● STATED EXERCISE:
Wherever a line holds the string "title", copy that line.

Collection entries
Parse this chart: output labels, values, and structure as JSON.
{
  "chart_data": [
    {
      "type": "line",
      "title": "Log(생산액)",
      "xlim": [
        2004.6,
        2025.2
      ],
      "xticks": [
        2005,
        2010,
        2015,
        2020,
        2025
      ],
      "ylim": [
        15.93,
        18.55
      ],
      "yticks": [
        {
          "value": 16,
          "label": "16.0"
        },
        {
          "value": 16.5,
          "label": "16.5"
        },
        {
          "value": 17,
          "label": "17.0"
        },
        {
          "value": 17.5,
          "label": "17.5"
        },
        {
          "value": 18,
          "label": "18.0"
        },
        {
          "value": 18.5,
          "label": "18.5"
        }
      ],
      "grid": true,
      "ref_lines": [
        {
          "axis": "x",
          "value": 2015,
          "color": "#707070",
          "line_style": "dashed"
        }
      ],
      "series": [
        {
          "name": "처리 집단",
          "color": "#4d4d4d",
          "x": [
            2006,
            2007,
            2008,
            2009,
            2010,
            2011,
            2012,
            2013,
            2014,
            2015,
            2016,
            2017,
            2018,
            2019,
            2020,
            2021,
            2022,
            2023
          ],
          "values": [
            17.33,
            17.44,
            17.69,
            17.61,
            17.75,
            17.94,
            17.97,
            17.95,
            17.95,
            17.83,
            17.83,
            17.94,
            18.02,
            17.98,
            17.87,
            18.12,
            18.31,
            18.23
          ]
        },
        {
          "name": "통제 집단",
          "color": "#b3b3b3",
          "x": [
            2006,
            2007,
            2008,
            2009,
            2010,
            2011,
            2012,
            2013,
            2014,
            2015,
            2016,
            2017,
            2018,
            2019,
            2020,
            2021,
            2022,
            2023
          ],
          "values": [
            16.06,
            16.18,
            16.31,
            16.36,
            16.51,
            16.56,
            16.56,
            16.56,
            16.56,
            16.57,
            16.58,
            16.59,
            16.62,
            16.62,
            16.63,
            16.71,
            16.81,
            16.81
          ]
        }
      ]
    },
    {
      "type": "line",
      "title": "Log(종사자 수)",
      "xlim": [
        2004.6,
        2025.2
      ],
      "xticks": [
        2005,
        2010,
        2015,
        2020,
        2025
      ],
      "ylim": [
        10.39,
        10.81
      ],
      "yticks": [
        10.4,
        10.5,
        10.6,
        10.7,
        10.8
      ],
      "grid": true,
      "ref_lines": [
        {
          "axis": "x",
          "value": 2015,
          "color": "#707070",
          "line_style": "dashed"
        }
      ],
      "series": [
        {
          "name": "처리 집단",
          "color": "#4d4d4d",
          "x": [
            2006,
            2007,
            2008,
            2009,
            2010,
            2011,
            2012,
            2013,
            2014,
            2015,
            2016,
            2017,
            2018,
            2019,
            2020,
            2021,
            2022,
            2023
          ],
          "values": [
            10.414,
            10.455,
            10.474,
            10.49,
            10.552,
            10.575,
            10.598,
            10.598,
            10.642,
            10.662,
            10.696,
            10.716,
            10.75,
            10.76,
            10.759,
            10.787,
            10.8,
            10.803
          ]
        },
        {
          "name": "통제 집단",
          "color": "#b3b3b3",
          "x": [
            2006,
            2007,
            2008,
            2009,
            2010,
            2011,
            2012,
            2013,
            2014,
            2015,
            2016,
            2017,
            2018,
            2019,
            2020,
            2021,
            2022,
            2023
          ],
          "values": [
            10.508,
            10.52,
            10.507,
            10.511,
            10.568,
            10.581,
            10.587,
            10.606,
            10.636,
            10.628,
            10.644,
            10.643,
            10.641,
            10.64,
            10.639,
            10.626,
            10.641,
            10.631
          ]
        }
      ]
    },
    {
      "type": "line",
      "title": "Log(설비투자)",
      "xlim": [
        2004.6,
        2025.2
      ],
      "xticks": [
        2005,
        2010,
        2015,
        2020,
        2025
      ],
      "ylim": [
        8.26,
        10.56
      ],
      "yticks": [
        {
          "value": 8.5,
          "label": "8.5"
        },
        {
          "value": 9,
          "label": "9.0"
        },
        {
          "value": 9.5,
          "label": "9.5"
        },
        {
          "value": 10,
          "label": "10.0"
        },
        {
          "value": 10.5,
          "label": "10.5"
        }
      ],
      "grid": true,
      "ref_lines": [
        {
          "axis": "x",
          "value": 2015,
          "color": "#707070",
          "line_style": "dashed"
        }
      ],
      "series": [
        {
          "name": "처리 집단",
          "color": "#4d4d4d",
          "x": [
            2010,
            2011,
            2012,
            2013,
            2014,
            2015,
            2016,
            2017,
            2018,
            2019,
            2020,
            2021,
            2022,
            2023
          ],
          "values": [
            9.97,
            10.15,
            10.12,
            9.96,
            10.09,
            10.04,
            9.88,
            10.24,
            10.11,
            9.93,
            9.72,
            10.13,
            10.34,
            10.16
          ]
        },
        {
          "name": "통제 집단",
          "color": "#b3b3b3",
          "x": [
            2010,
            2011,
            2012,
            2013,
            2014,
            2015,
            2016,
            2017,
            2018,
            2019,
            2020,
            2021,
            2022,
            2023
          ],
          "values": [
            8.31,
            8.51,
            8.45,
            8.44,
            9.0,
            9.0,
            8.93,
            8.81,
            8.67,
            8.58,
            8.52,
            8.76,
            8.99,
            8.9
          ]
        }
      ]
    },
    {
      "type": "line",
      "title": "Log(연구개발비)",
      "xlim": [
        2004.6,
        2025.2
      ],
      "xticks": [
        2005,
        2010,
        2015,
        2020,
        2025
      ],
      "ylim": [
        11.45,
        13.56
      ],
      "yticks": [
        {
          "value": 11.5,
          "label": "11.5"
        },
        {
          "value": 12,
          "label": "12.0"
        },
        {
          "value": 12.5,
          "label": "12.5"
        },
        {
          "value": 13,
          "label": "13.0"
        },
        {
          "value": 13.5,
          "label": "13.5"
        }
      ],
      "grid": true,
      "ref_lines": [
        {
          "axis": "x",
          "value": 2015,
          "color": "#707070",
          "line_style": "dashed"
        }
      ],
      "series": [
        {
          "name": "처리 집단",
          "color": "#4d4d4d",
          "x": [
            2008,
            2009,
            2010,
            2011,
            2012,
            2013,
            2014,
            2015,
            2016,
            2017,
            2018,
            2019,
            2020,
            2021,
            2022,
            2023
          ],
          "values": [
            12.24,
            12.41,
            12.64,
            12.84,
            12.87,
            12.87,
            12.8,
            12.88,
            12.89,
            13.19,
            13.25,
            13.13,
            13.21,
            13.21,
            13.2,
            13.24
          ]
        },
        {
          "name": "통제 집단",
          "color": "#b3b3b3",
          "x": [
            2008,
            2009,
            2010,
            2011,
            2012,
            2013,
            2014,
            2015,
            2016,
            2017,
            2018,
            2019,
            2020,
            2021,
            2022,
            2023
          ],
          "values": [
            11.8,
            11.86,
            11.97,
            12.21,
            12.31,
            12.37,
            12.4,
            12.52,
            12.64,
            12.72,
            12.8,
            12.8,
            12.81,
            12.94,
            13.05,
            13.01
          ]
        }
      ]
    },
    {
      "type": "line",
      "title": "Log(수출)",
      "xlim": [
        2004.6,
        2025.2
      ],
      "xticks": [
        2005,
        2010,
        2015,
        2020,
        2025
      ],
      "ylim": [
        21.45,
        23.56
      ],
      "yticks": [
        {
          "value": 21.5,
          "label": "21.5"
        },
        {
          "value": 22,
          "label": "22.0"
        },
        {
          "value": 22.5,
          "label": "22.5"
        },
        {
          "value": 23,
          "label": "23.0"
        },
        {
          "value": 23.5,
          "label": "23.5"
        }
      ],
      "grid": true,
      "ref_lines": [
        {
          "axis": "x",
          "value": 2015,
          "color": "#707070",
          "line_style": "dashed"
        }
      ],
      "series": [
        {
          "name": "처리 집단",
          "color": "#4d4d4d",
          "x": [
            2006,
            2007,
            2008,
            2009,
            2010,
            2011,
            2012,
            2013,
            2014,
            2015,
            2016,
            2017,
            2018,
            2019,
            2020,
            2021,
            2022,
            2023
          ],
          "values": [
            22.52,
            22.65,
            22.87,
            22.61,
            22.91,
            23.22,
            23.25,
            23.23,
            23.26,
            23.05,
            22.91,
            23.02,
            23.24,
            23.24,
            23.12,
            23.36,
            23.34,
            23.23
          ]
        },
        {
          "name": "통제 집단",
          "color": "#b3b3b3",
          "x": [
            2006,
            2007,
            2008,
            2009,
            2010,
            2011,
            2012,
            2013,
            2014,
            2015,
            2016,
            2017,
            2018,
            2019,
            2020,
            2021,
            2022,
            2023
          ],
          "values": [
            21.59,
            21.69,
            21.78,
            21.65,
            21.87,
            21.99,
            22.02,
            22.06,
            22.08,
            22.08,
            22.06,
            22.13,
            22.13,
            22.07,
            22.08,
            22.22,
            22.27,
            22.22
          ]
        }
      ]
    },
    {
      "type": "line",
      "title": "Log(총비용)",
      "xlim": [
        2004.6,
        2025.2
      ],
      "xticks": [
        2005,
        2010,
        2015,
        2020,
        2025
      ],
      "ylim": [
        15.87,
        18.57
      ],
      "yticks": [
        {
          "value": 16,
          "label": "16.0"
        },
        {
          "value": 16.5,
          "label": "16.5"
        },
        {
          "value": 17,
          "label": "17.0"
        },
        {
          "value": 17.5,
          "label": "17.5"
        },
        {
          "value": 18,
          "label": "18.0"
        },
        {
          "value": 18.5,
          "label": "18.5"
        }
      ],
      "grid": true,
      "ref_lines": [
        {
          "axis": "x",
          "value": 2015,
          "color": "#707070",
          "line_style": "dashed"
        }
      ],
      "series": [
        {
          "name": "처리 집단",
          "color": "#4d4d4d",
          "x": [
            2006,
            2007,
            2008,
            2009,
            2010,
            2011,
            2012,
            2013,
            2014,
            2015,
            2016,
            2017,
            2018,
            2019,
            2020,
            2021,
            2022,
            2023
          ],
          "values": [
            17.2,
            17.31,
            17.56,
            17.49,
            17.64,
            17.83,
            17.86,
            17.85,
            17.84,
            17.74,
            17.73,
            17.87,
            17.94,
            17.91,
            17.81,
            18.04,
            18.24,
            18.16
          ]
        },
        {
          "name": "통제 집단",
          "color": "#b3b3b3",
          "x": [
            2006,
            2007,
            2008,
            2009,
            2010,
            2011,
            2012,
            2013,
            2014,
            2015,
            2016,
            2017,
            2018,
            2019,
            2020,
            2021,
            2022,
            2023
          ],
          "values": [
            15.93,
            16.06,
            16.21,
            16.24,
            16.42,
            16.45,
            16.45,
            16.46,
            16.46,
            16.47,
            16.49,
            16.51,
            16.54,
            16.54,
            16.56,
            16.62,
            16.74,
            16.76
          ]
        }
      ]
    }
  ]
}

● WRITTEN ANSWER:
      "title": "Log(생산액)",
      "title": "Log(종사자 수)",
      "title": "Log(설비투자)",
      "title": "Log(연구개발비)",
      "title": "Log(수출)",
      "title": "Log(총비용)",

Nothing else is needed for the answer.